DATA IN THIS EXERCISE:
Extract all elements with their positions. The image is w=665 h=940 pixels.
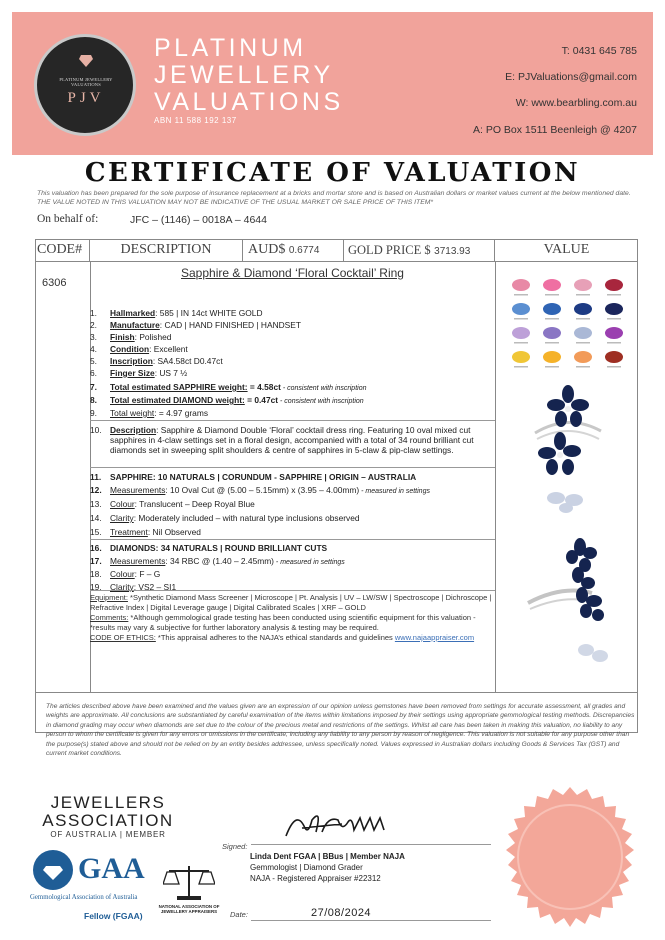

---

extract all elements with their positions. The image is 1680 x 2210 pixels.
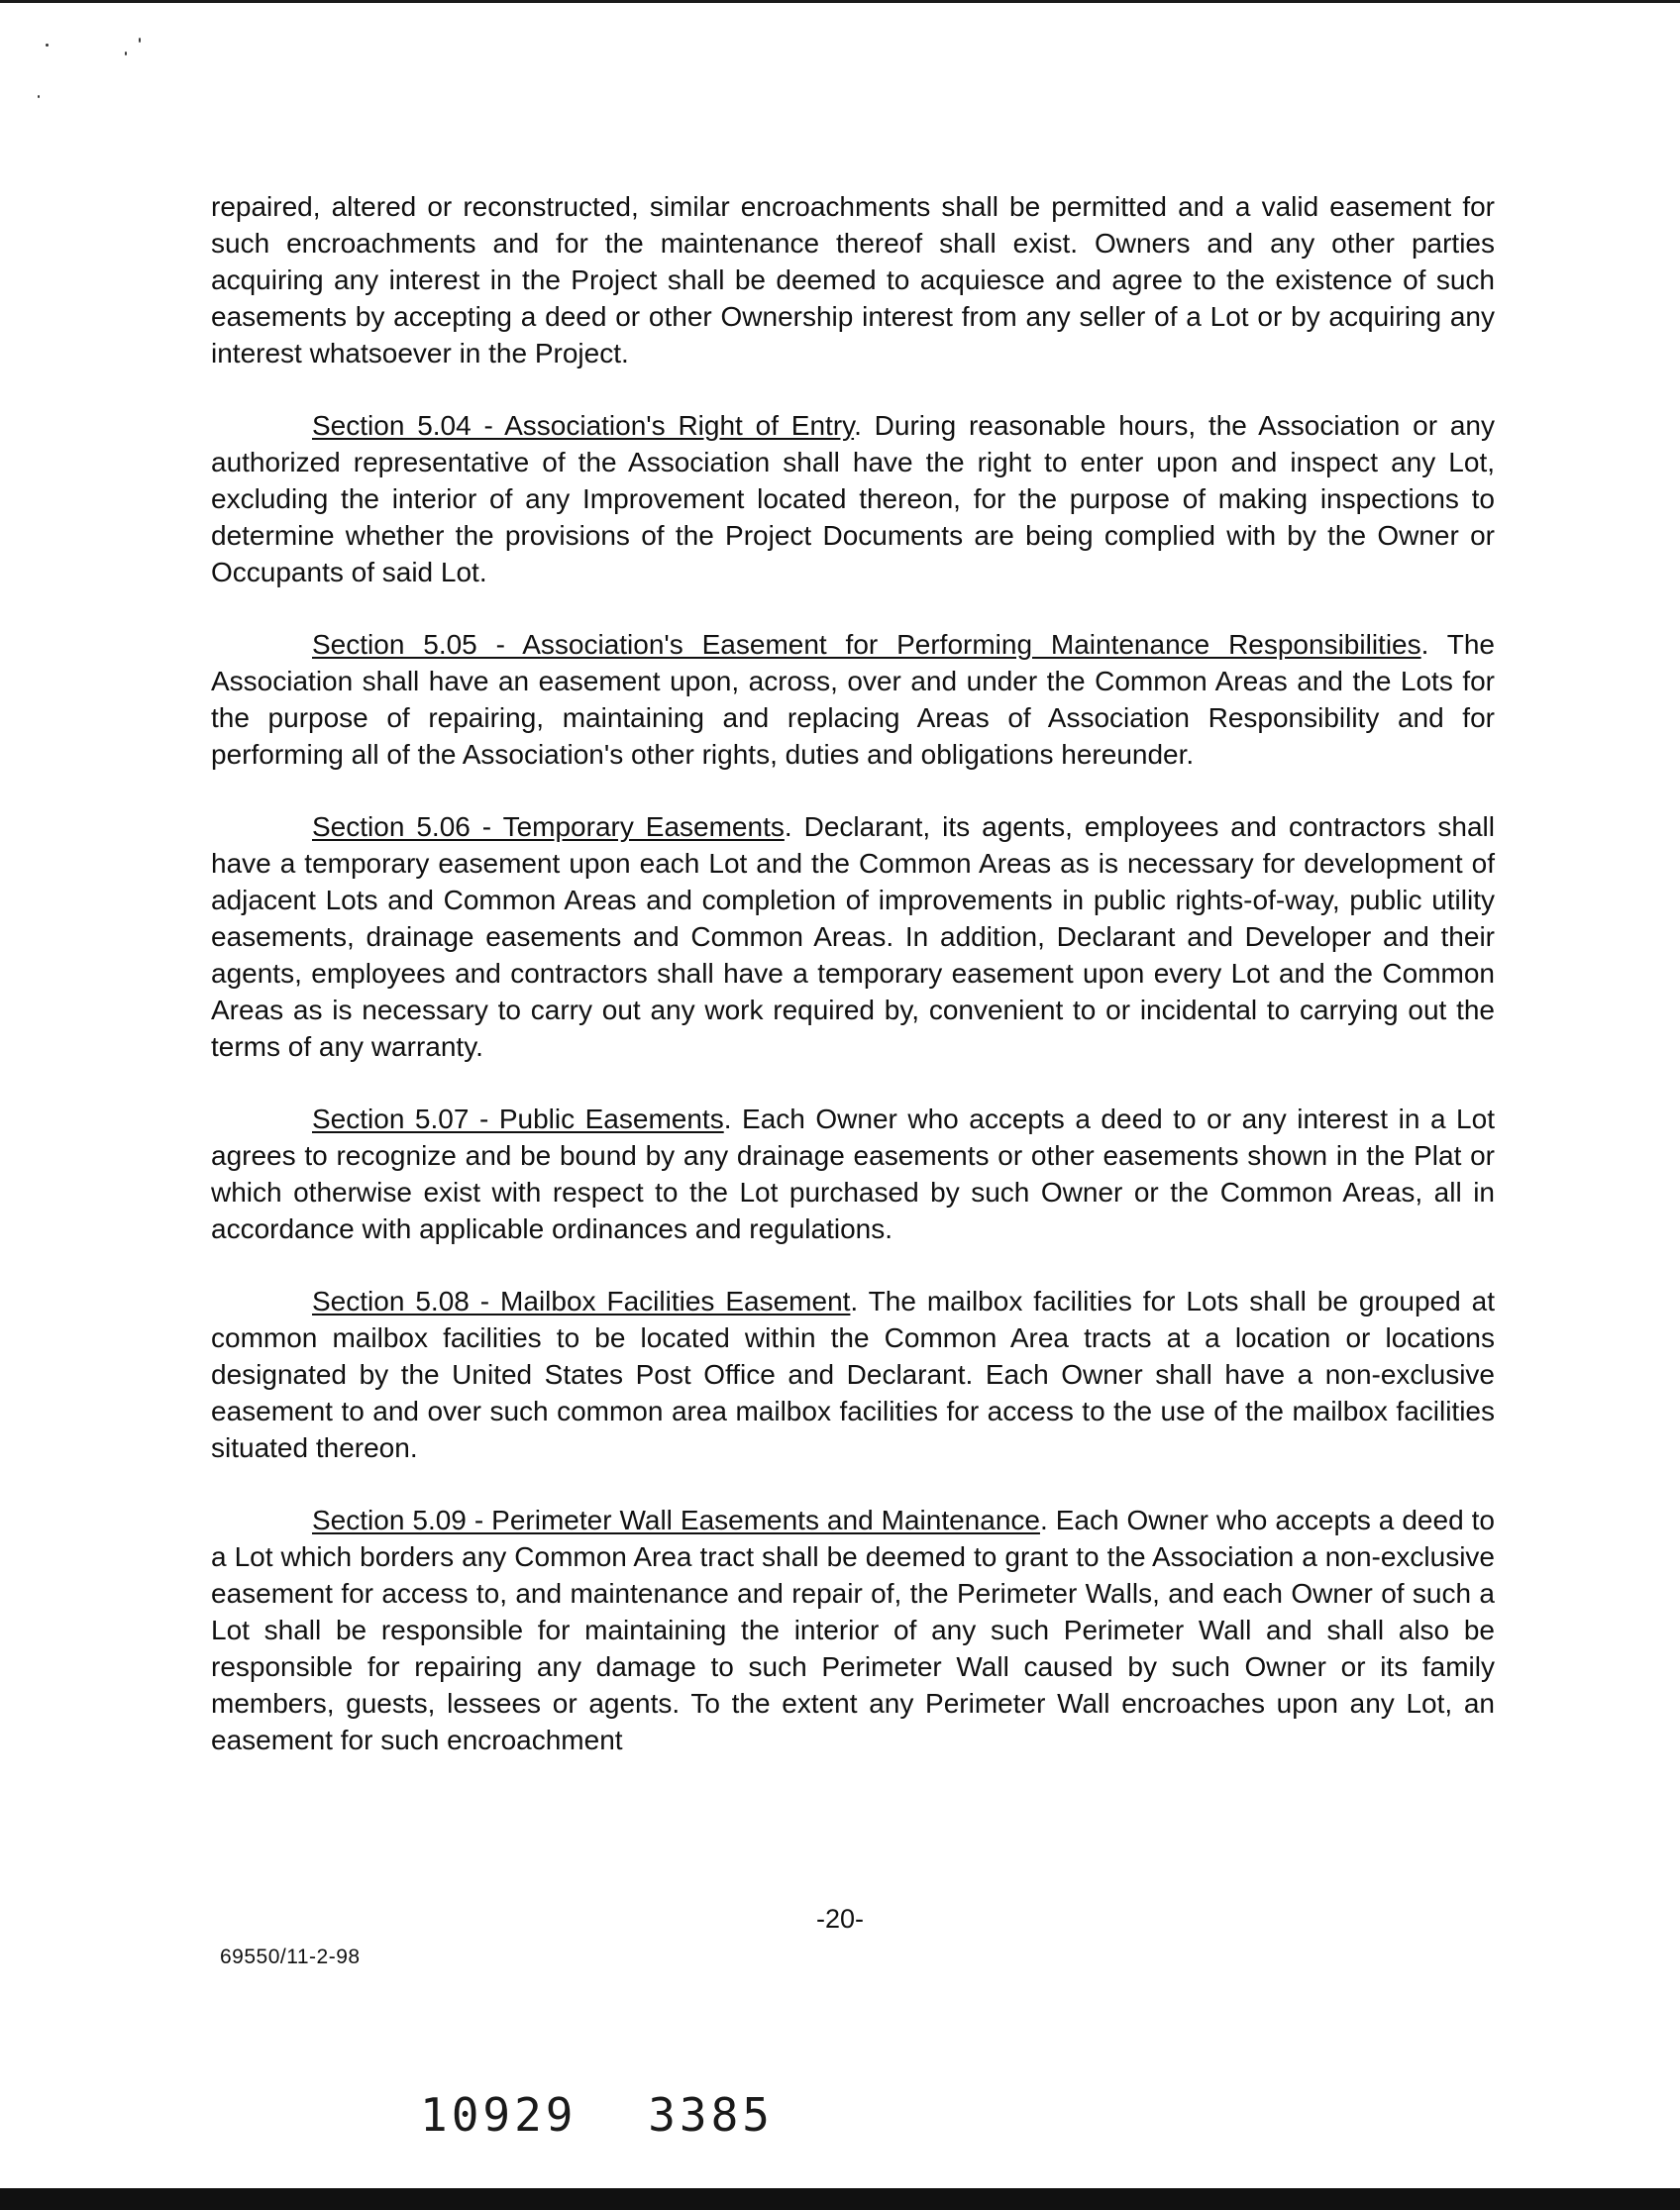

==

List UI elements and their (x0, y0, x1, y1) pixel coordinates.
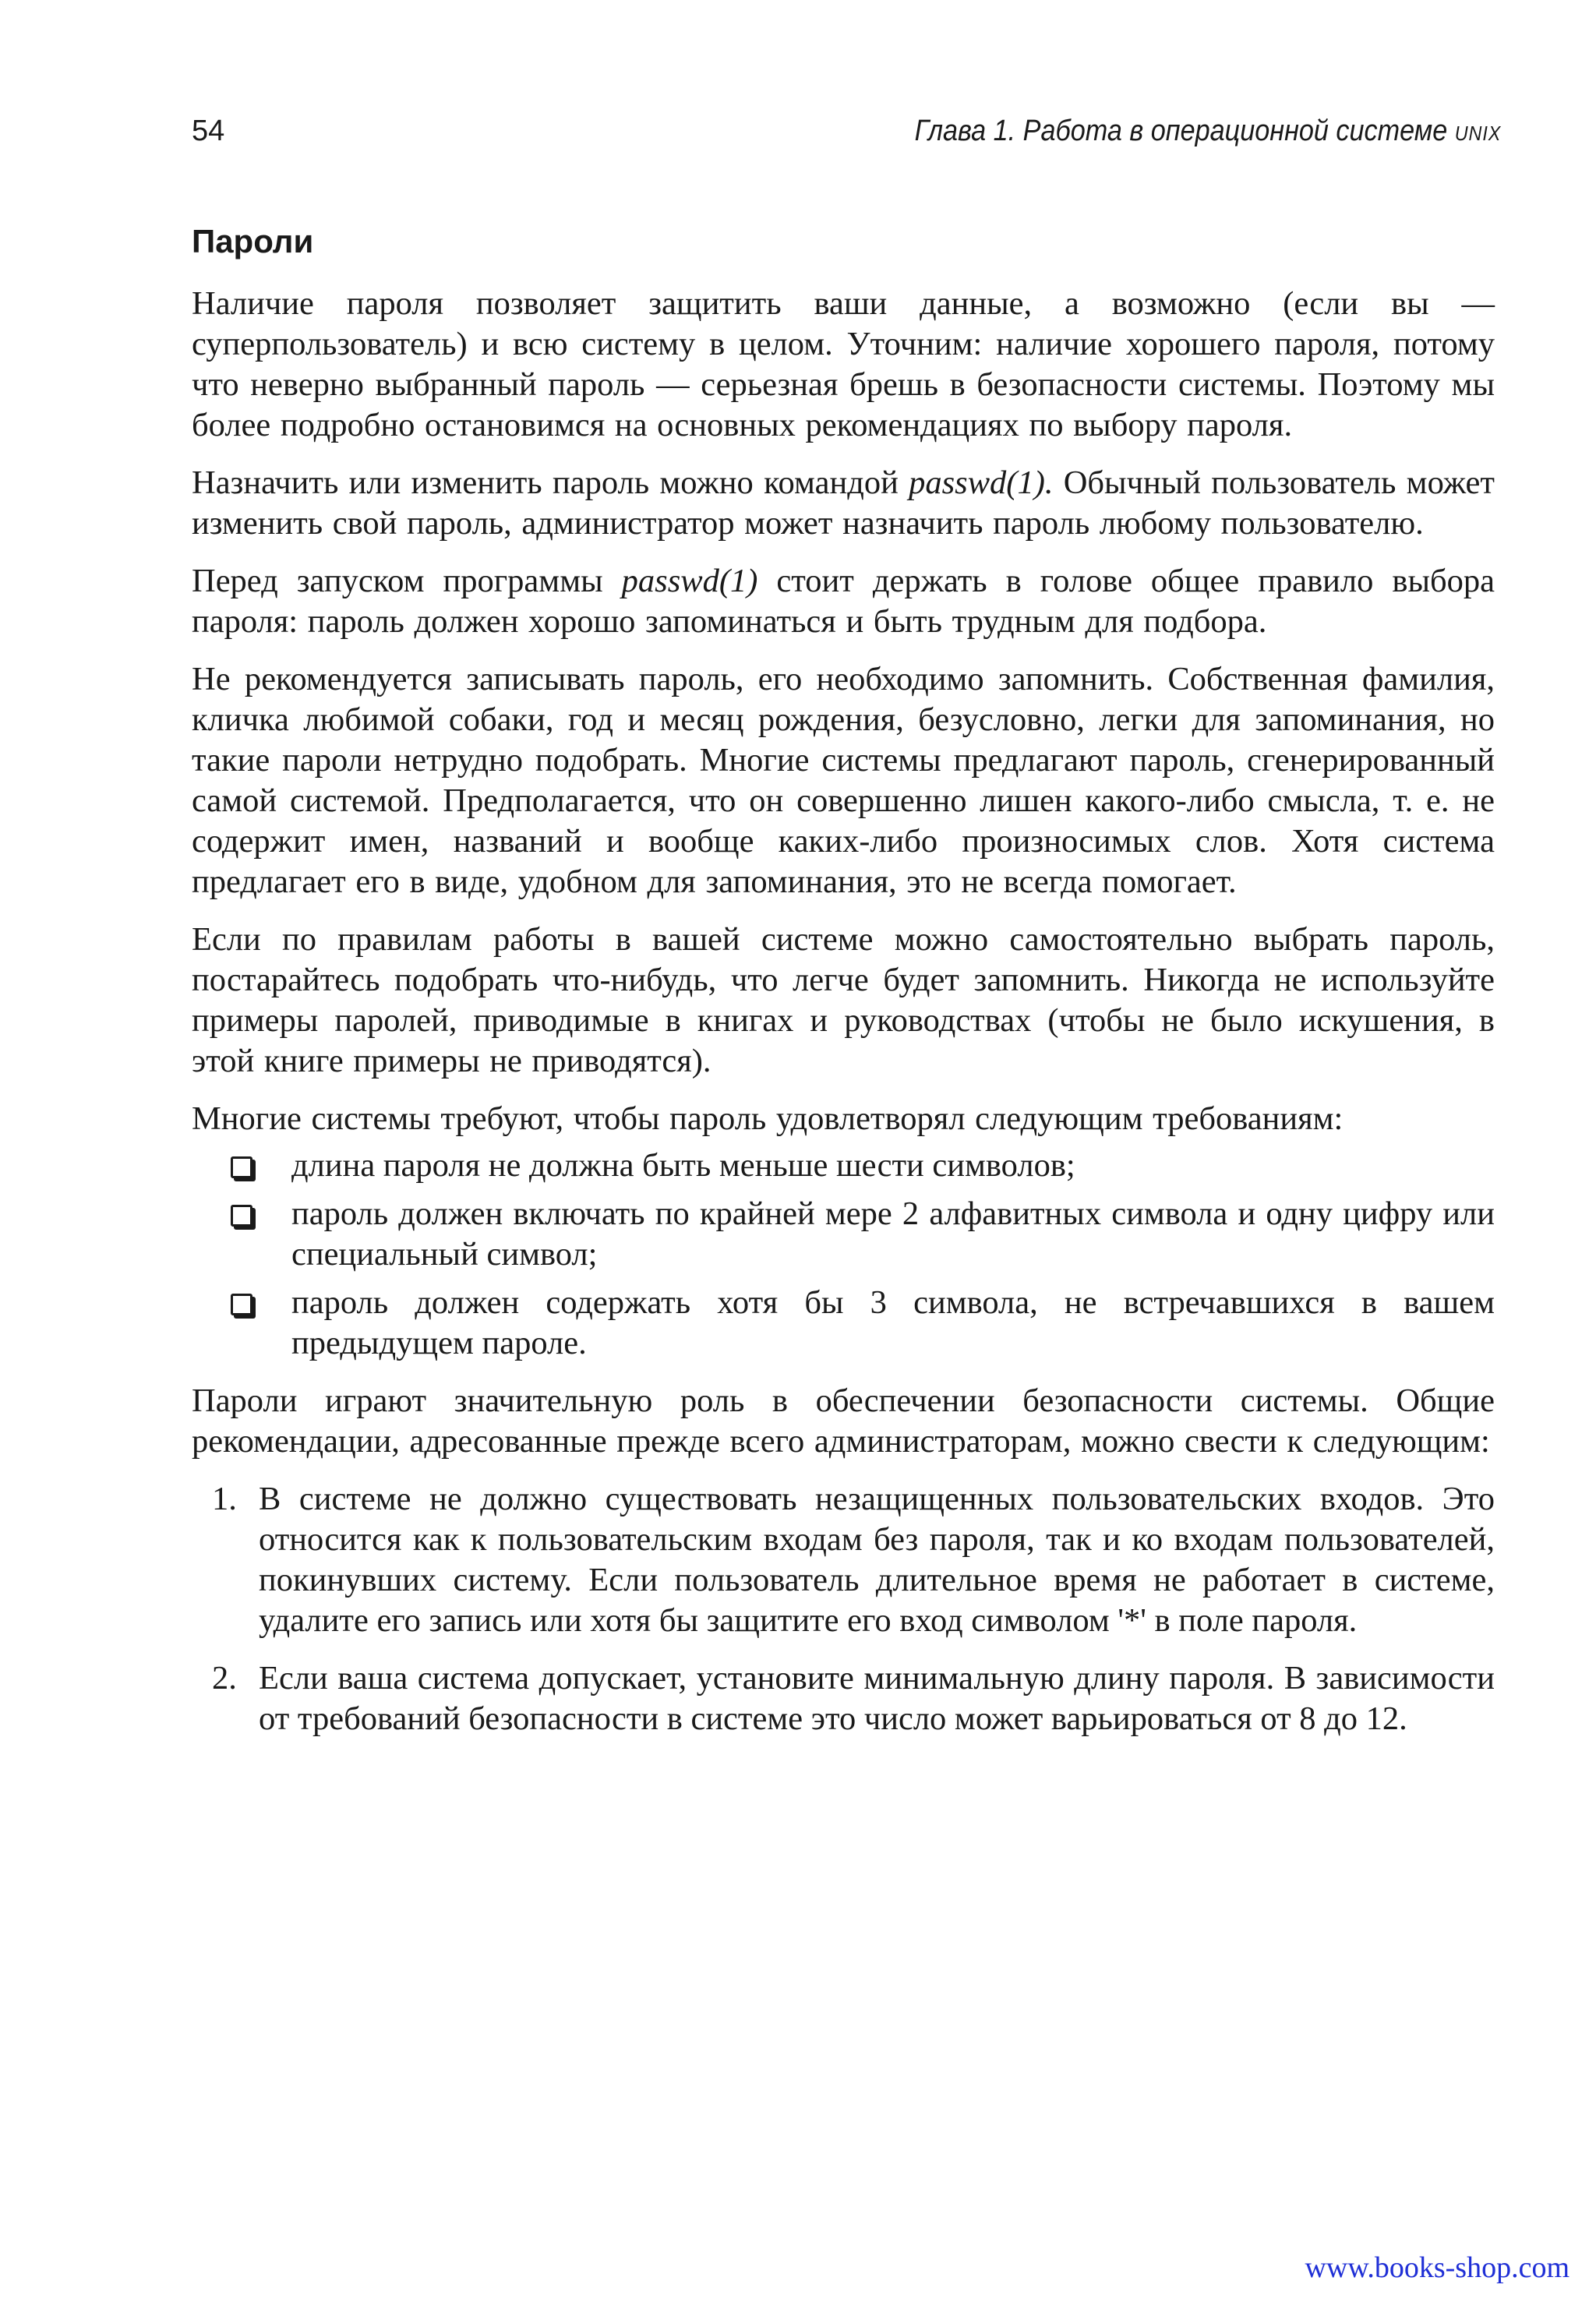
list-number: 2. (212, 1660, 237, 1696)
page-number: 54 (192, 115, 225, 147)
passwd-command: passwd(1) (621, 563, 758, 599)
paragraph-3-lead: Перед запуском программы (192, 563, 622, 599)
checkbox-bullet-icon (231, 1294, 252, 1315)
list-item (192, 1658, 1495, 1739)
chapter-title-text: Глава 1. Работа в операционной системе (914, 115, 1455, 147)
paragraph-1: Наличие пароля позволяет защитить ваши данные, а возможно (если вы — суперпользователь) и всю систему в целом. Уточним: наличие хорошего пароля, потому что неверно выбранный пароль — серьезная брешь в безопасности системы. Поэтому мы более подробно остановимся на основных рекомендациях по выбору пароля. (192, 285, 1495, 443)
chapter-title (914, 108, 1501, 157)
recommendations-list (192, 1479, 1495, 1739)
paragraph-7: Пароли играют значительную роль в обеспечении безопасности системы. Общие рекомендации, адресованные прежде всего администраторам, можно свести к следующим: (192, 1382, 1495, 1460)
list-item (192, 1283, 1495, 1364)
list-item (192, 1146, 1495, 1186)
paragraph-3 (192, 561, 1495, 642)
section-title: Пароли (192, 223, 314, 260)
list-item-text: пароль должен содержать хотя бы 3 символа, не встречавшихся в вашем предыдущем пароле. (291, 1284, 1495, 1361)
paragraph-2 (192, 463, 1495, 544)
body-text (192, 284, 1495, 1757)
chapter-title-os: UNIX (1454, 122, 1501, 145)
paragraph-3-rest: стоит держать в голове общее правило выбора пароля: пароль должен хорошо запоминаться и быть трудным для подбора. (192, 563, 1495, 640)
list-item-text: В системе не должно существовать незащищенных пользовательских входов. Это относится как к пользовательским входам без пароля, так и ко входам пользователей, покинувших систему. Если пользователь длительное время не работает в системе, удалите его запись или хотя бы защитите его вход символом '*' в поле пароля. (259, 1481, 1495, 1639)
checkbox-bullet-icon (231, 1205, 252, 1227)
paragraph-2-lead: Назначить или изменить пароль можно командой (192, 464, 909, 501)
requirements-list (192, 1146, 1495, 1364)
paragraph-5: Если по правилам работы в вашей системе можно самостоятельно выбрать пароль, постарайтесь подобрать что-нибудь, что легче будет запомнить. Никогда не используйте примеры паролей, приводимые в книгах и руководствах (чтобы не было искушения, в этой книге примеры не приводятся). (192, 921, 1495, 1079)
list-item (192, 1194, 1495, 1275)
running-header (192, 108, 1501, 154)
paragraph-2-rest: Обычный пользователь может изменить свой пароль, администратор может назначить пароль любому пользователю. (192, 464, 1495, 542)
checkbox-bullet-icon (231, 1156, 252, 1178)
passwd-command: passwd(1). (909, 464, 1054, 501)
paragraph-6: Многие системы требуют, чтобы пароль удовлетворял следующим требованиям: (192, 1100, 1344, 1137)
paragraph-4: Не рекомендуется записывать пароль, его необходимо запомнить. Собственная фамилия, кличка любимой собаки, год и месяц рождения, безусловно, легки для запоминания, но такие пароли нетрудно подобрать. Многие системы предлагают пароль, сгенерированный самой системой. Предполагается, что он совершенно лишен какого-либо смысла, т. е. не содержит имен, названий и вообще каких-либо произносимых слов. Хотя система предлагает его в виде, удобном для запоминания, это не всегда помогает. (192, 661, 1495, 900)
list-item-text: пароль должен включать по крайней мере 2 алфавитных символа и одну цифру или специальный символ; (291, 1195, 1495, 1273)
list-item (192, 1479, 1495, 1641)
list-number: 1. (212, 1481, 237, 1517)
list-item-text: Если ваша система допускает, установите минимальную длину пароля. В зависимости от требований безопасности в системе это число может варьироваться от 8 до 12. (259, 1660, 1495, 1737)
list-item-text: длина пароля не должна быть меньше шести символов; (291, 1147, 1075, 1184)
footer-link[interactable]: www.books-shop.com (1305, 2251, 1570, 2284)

WHAT TO PRODUCE: Print the lines of the records unchanged, starting with the line that contains "List UI elements" and going on through the line that contains "chapter-title-os: UNIX (1454, 122, 1501, 145)", both included. Leave the pictures out.

RIGHT ANSWER:
List UI elements and their (x0, y0, x1, y1) pixel coordinates.
list-number: 2. (212, 1660, 237, 1696)
page-number: 54 (192, 115, 225, 147)
passwd-command: passwd(1) (621, 563, 758, 599)
paragraph-3-lead: Перед запуском программы (192, 563, 622, 599)
checkbox-bullet-icon (231, 1294, 252, 1315)
list-item (192, 1658, 1495, 1739)
chapter-title-text: Глава 1. Работа в операционной системе (914, 115, 1455, 147)
paragraph-1: Наличие пароля позволяет защитить ваши данные, а возможно (если вы — суперпользователь) и всю систему в целом. Уточним: наличие хорошего пароля, потому что неверно выбранный пароль — серьезная брешь в безопасности системы. Поэтому мы более подробно остановимся на основных рекомендациях по выбору пароля. (192, 285, 1495, 443)
chapter-title (914, 108, 1501, 157)
recommendations-list (192, 1479, 1495, 1739)
paragraph-7: Пароли играют значительную роль в обеспечении безопасности системы. Общие рекомендации, адресованные прежде всего администраторам, можно свести к следующим: (192, 1382, 1495, 1460)
list-item (192, 1283, 1495, 1364)
list-item (192, 1146, 1495, 1186)
paragraph-3 (192, 561, 1495, 642)
section-title: Пароли (192, 223, 314, 260)
list-item-text: пароль должен содержать хотя бы 3 символа, не встречавшихся в вашем предыдущем пароле. (291, 1284, 1495, 1361)
paragraph-2 (192, 463, 1495, 544)
body-text (192, 284, 1495, 1757)
chapter-title-os: UNIX (1454, 122, 1501, 145)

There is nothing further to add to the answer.